◆ **The exercise**
Each record is to be transcribed exactly.

◆ **Data lines**
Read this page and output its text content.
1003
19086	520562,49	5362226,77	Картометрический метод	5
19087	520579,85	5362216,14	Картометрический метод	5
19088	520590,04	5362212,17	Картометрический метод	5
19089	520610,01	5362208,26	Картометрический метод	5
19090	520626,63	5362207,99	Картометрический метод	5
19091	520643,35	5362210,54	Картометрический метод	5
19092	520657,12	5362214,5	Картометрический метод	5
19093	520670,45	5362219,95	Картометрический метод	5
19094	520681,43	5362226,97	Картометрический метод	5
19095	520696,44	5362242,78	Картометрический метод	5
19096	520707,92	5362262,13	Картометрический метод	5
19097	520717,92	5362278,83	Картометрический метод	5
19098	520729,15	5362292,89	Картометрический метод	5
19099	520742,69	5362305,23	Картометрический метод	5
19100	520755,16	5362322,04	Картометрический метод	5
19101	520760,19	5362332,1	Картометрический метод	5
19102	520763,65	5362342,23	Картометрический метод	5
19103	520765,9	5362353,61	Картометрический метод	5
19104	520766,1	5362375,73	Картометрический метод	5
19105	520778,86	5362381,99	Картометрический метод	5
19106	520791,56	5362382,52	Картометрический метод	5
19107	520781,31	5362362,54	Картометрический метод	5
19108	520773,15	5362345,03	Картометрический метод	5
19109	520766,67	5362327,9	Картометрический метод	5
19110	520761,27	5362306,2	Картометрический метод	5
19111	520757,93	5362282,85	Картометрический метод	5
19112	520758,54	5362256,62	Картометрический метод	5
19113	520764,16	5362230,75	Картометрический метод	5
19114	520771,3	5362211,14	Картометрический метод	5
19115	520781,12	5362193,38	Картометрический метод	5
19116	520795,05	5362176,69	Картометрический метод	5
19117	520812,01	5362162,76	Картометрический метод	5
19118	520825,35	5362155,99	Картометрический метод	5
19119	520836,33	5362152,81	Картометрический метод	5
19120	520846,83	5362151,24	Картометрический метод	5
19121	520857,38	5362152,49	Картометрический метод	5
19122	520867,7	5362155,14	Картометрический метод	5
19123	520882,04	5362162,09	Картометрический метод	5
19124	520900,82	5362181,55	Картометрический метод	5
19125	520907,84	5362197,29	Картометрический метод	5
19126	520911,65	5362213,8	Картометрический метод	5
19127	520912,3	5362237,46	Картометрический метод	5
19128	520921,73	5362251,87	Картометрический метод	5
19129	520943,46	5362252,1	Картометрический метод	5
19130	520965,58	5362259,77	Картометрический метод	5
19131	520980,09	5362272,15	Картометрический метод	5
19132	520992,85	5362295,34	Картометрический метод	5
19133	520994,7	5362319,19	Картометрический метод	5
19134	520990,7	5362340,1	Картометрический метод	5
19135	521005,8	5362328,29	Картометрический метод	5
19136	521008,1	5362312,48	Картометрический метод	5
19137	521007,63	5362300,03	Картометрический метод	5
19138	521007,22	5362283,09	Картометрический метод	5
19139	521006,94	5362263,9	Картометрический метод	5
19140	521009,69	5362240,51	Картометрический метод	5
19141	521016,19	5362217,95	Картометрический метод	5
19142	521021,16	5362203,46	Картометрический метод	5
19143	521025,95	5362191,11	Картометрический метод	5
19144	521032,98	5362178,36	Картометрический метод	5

◆ **Exercise solution**
Read this page and output its text content.
1003
19086	520562,49	5362226,77	Картометрический метод	5
19087	520579,85	5362216,14	Картометрический метод	5
19088	520590,04	5362212,17	Картометрический метод	5
19089	520610,01	5362208,26	Картометрический метод	5
19090	520626,63	5362207,99	Картометрический метод	5
19091	520643,35	5362210,54	Картометрический метод	5
19092	520657,12	5362214,5	Картометрический метод	5
19093	520670,45	5362219,95	Картометрический метод	5
19094	520681,43	5362226,97	Картометрический метод	5
19095	520696,44	5362242,78	Картометрический метод	5
19096	520707,92	5362262,13	Картометрический метод	5
19097	520717,92	5362278,83	Картометрический метод	5
19098	520729,15	5362292,89	Картометрический метод	5
19099	520742,69	5362305,23	Картометрический метод	5
19100	520755,16	5362322,04	Картометрический метод	5
19101	520760,19	5362332,1	Картометрический метод	5
19102	520763,65	5362342,23	Картометрический метод	5
19103	520765,9	5362353,61	Картометрический метод	5
19104	520766,1	5362375,73	Картометрический метод	5
19105	520778,86	5362381,99	Картометрический метод	5
19106	520791,56	5362382,52	Картометрический метод	5
19107	520781,31	5362362,54	Картометрический метод	5
19108	520773,15	5362345,03	Картометрический метод	5
19109	520766,67	5362327,9	Картометрический метод	5
19110	520761,27	5362306,2	Картометрический метод	5
19111	520757,93	5362282,85	Картометрический метод	5
19112	520758,54	5362256,62	Картометрический метод	5
19113	520764,16	5362230,75	Картометрический метод	5
19114	520771,3	5362211,14	Картометрический метод	5
19115	520781,12	5362193,38	Картометрический метод	5
19116	520795,05	5362176,69	Картометрический метод	5
19117	520812,01	5362162,76	Картометрический метод	5
19118	520825,35	5362155,99	Картометрический метод	5
19119	520836,33	5362152,81	Картометрический метод	5
19120	520846,83	5362151,24	Картометрический метод	5
19121	520857,38	5362152,49	Картометрический метод	5
19122	520867,7	5362155,14	Картометрический метод	5
19123	520882,04	5362162,09	Картометрический метод	5
19124	520900,82	5362181,55	Картометрический метод	5
19125	520907,84	5362197,29	Картометрический метод	5
19126	520911,65	5362213,8	Картометрический метод	5
19127	520912,3	5362237,46	Картометрический метод	5
19128	520921,73	5362251,87	Картометрический метод	5
19129	520943,46	5362252,1	Картометрический метод	5
19130	520965,58	5362259,77	Картометрический метод	5
19131	520980,09	5362272,15	Картометрический метод	5
19132	520992,85	5362295,34	Картометрический метод	5
19133	520994,7	5362319,19	Картометрический метод	5
19134	520990,7	5362340,1	Картометрический метод	5
19135	521005,8	5362328,29	Картометрический метод	5
19136	521008,1	5362312,48	Картометрический метод	5
19137	521007,63	5362300,03	Картометрический метод	5
19138	521007,22	5362283,09	Картометрический метод	5
19139	521006,94	5362263,9	Картометрический метод	5
19140	521009,69	5362240,51	Картометрический метод	5
19141	521016,19	5362217,95	Картометрический метод	5
19142	521021,16	5362203,46	Картометрический метод	5
19143	521025,95	5362191,11	Картометрический метод	5
19144	521032,98	5362178,36	Картометрический метод	5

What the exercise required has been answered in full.